• **GIVEN TASK**:
Look for the string "type" in every line, and copy each line that has it.

=-=-=-=-=

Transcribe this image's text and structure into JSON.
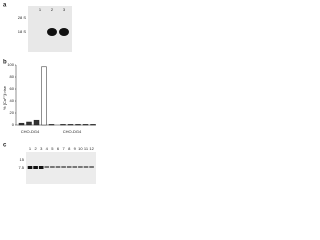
{
  "panel_a": {
    "label": "a",
    "lanes": [
      "1",
      "2",
      "3"
    ],
    "markers": [
      "28 S",
      "18 S"
    ]
  },
  "panel_b": {
    "label": "b",
    "y_label": "% [Ca²⁺]i rise",
    "ylim": [
      0,
      100
    ],
    "yticks": [
      0,
      20,
      40,
      60,
      80,
      100
    ],
    "values": [
      3,
      5,
      8,
      97,
      1,
      1,
      1,
      1,
      1,
      1
    ],
    "groups": [
      "CHO-DG4",
      "CHO-DG4"
    ]
  },
  "panel_c": {
    "label": "c",
    "lanes": [
      "1",
      "2",
      "3",
      "4",
      "5",
      "6",
      "7",
      "8",
      "9",
      "10",
      "11",
      "12"
    ],
    "markers": [
      "15",
      "7.5"
    ]
  }
}
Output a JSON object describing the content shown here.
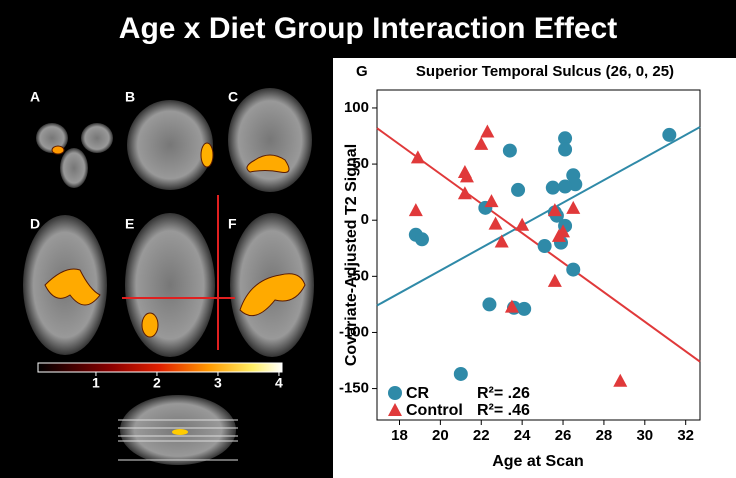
{
  "chart_data": {
    "type": "scatter",
    "title": "Age x Diet Group Interaction Effect",
    "panel_labels": [
      "A",
      "B",
      "C",
      "D",
      "E",
      "F",
      "G"
    ],
    "colorbar_ticks": [
      1,
      2,
      3,
      4
    ],
    "colorbar_lim": [
      0.05,
      4.05
    ],
    "plot_title": "Superior Temporal Sulcus (26, 0, 25)",
    "x_label": "Age at Scan",
    "y_label": "Covariate-Adjusted T2 Signal",
    "xlim": [
      16.9,
      32.7
    ],
    "ylim": [
      -178,
      116
    ],
    "xticks": [
      18,
      20,
      22,
      24,
      26,
      28,
      30,
      32
    ],
    "yticks": [
      -150,
      -100,
      -50,
      0,
      50,
      100
    ],
    "series": [
      {
        "name": "CR",
        "color": "#2f8aa8",
        "marker": "circle",
        "r2_label": "R²= .26",
        "x": [
          31.2,
          26.1,
          26.1,
          23.4,
          26.5,
          26.6,
          26.1,
          25.5,
          23.8,
          26.1,
          22.2,
          18.8,
          19.1,
          25.7,
          25.9,
          25.1,
          26.5,
          23.6,
          24.1,
          22.4,
          21.0,
          25.6
        ],
        "values": [
          76,
          73,
          63,
          62,
          40,
          32,
          30,
          29,
          27,
          -5,
          11,
          -13,
          -17,
          4,
          -20,
          -23,
          -44,
          -78,
          -79,
          -75,
          -137,
          7
        ],
        "fit_x": [
          16.9,
          32.7
        ],
        "fit_values": [
          -76,
          83
        ]
      },
      {
        "name": "Control",
        "color": "#e0393a",
        "marker": "triangle",
        "r2_label": "R²= .46",
        "x": [
          18.9,
          18.8,
          21.2,
          21.3,
          22.0,
          22.3,
          21.2,
          22.5,
          22.7,
          23.0,
          24.0,
          26.5,
          25.6,
          26.0,
          25.8,
          25.6,
          23.5,
          28.8
        ],
        "values": [
          56,
          9,
          43,
          39,
          68,
          79,
          24,
          17,
          -3,
          -19,
          -4,
          11,
          9,
          -10,
          -14,
          -54,
          -77,
          -143
        ],
        "fit_x": [
          16.9,
          32.7
        ],
        "fit_values": [
          82,
          -126
        ]
      }
    ]
  }
}
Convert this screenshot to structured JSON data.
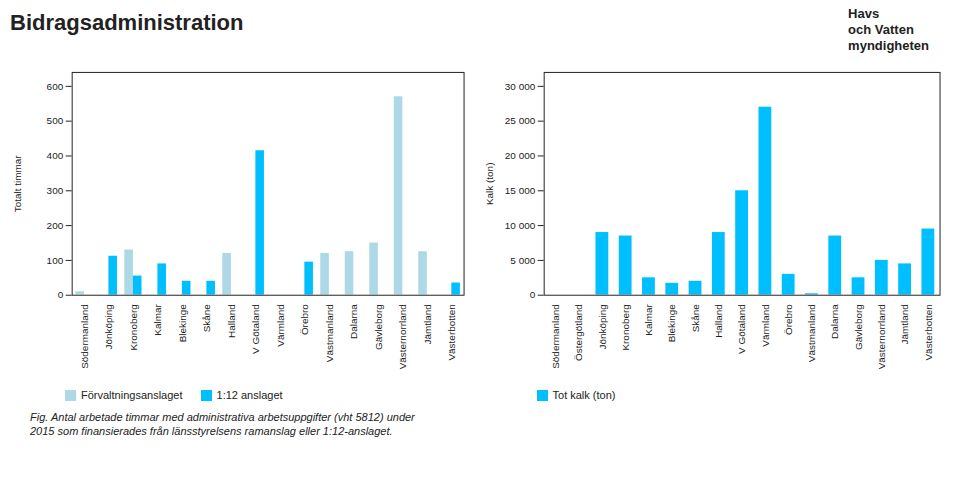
{
  "title": "Bidragsadministration",
  "annotations": [
    "Havs",
    "och Vatten",
    "myndigheten"
  ],
  "caption": "Fig. Antal arbetade timmar med administrativa arbetsuppgifter (vht 5812) under\n2015 som finansierades från länsstyrelsens ramanslag eller 1:12-anslaget.",
  "chart_data": [
    {
      "type": "bar",
      "categories": [
        "Södermanland",
        "Jönköping",
        "Kronoberg",
        "Kalmar",
        "Blekinge",
        "Skåne",
        "Halland",
        "V Götaland",
        "Värmland",
        "Örebro",
        "Västmanland",
        "Dalarna",
        "Gävleborg",
        "Västernorrland",
        "Jämtland",
        "Västerbotten"
      ],
      "series": [
        {
          "name": "Förvaltningsanslaget",
          "color": "#ADD8E6",
          "values": [
            10,
            0,
            130,
            0,
            0,
            0,
            120,
            0,
            0,
            0,
            120,
            125,
            150,
            570,
            125,
            0
          ]
        },
        {
          "name": "1:12 anslaget",
          "color": "#00BFFF",
          "values": [
            0,
            112,
            55,
            90,
            40,
            40,
            0,
            415,
            0,
            95,
            0,
            0,
            0,
            0,
            0,
            35
          ]
        }
      ],
      "ylabel": "Totalt timmar",
      "ylim": [
        0,
        640
      ],
      "yticks": [
        0,
        100,
        200,
        300,
        400,
        500,
        600
      ],
      "grid": false,
      "legend": "bottom"
    },
    {
      "type": "bar",
      "categories": [
        "Södermanland",
        "Östergötland",
        "Jönköping",
        "Kronoberg",
        "Kalmar",
        "Blekinge",
        "Skåne",
        "Halland",
        "V Götaland",
        "Värmland",
        "Örebro",
        "Västmanland",
        "Dalarna",
        "Gävleborg",
        "Västernorrland",
        "Jämtland",
        "Västerbotten"
      ],
      "series": [
        {
          "name": "Tot kalk (ton)",
          "color": "#00BFFF",
          "values": [
            0,
            0,
            9000,
            8500,
            2500,
            1700,
            2000,
            9000,
            15000,
            27000,
            3000,
            200,
            8500,
            2500,
            5000,
            4500,
            9500
          ]
        }
      ],
      "ylabel": "Kalk (ton)",
      "ylim": [
        0,
        32000
      ],
      "yticks": [
        0,
        {
          "value": 5000,
          "label": "5 000"
        },
        {
          "value": 10000,
          "label": "10 000"
        },
        {
          "value": 15000,
          "label": "15 000"
        },
        {
          "value": 20000,
          "label": "20 000"
        },
        {
          "value": 25000,
          "label": "25 000"
        },
        {
          "value": 30000,
          "label": "30 000"
        }
      ],
      "grid": false,
      "legend": "bottom"
    }
  ]
}
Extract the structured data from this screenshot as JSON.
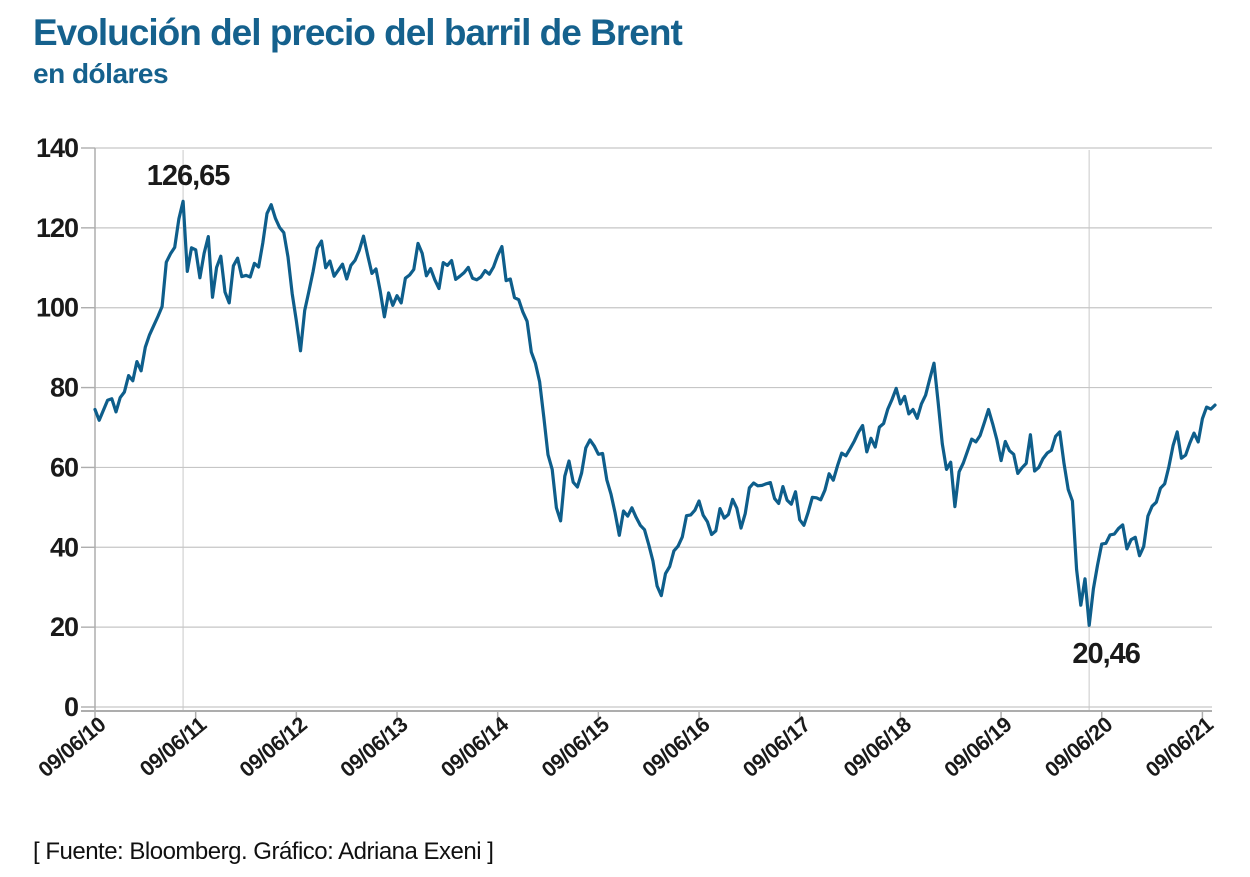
{
  "header": {
    "title": "Evolución del precio del barril de Brent",
    "subtitle": "en dólares",
    "title_color": "#15618d"
  },
  "footer": {
    "source": "[ Fuente: Bloomberg. Gráfico: Adriana Exeni ]"
  },
  "chart_data": {
    "type": "line",
    "title": "Evolución del precio del barril de Brent",
    "subtitle": "en dólares",
    "xlabel": "",
    "ylabel": "",
    "ylim": [
      0,
      140
    ],
    "y_ticks": [
      0,
      20,
      40,
      60,
      80,
      100,
      120,
      140
    ],
    "x_tick_labels": [
      "09/06/10",
      "09/06/11",
      "09/06/12",
      "09/06/13",
      "09/06/14",
      "09/06/15",
      "09/06/16",
      "09/06/17",
      "09/06/18",
      "09/06/19",
      "09/06/20",
      "09/06/21"
    ],
    "x_tick_every_points": 24,
    "grid": "horizontal",
    "legend": "none",
    "colors": {
      "line": "#0e5e8b",
      "grid": "#c6c6c6",
      "axis": "#adadad",
      "marker_line": "#d2d2d2",
      "tick_text": "#1a1a1a"
    },
    "annotations": [
      {
        "label": "126,65",
        "value": 126.65,
        "at": "max"
      },
      {
        "label": "20,46",
        "value": 20.46,
        "at": "min"
      }
    ],
    "series": [
      {
        "name": "Precio del barril de Brent (USD)",
        "sampling": "semi-monthly 09/06/2010 - 21/06/2021",
        "values": [
          74.5,
          71.8,
          74.3,
          76.8,
          77.2,
          73.9,
          77.5,
          78.9,
          83.0,
          81.7,
          86.5,
          84.2,
          90.1,
          93.2,
          95.5,
          97.8,
          100.3,
          111.4,
          113.5,
          115.1,
          122.3,
          126.65,
          109.1,
          115.0,
          114.5,
          107.5,
          113.6,
          117.8,
          102.6,
          110.1,
          112.9,
          103.9,
          101.2,
          110.5,
          112.4,
          107.8,
          108.1,
          107.7,
          111.1,
          110.2,
          116.2,
          123.6,
          125.8,
          122.4,
          120.1,
          118.8,
          112.7,
          103.5,
          96.8,
          89.2,
          99.3,
          104.1,
          109.1,
          114.9,
          116.7,
          110.0,
          111.7,
          107.9,
          109.4,
          110.9,
          107.2,
          110.6,
          111.9,
          114.4,
          117.9,
          113.1,
          108.6,
          109.7,
          104.2,
          97.7,
          103.7,
          100.6,
          103.0,
          101.2,
          107.4,
          108.2,
          109.6,
          116.1,
          113.6,
          108.0,
          109.8,
          107.0,
          104.8,
          111.3,
          110.6,
          111.8,
          107.1,
          107.9,
          108.8,
          110.1,
          107.4,
          107.0,
          107.7,
          109.3,
          108.4,
          110.2,
          113.1,
          115.3,
          106.8,
          107.2,
          102.5,
          102.0,
          98.9,
          96.6,
          88.9,
          86.1,
          81.5,
          72.6,
          63.2,
          59.5,
          49.9,
          46.6,
          57.8,
          61.6,
          56.3,
          55.1,
          58.6,
          64.9,
          66.9,
          65.4,
          63.3,
          63.5,
          56.9,
          53.3,
          48.6,
          43.0,
          49.1,
          47.8,
          49.9,
          47.5,
          45.5,
          44.4,
          40.7,
          36.6,
          30.3,
          27.9,
          33.4,
          35.2,
          39.1,
          40.3,
          42.6,
          47.9,
          48.1,
          49.3,
          51.6,
          48.0,
          46.4,
          43.2,
          44.1,
          49.7,
          47.3,
          48.2,
          52.0,
          49.8,
          44.8,
          48.4,
          54.9,
          56.1,
          55.4,
          55.5,
          55.9,
          56.2,
          52.2,
          51.0,
          55.2,
          51.8,
          50.8,
          53.9,
          46.9,
          45.5,
          48.7,
          52.5,
          52.4,
          51.9,
          54.3,
          58.4,
          56.8,
          60.4,
          63.6,
          62.9,
          64.7,
          66.6,
          68.8,
          70.5,
          63.9,
          67.3,
          65.1,
          70.1,
          71.0,
          74.6,
          77.0,
          79.8,
          75.9,
          77.8,
          73.4,
          74.5,
          72.3,
          75.9,
          78.1,
          82.2,
          86.1,
          76.4,
          65.9,
          59.5,
          61.3,
          50.2,
          58.9,
          61.1,
          64.1,
          67.1,
          66.4,
          68.0,
          71.2,
          74.5,
          70.9,
          66.9,
          61.7,
          66.5,
          64.2,
          63.3,
          58.5,
          59.9,
          61.0,
          68.2,
          59.1,
          60.0,
          62.2,
          63.6,
          64.3,
          67.8,
          68.9,
          61.0,
          54.5,
          51.6,
          34.4,
          25.5,
          32.1,
          20.46,
          29.6,
          35.5,
          40.8,
          41.0,
          43.1,
          43.3,
          44.7,
          45.6,
          39.6,
          41.9,
          42.5,
          37.9,
          40.2,
          47.8,
          50.3,
          51.3,
          54.8,
          55.9,
          60.2,
          65.5,
          68.9,
          62.3,
          63.1,
          66.1,
          68.6,
          66.4,
          72.2,
          75.1,
          74.6,
          75.6
        ]
      }
    ]
  }
}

=-=-=-=-=

• **THE RESPONSE**:
    "type": "scatter",
      "type": "bar",
      "type": "bar",
    "type": "line",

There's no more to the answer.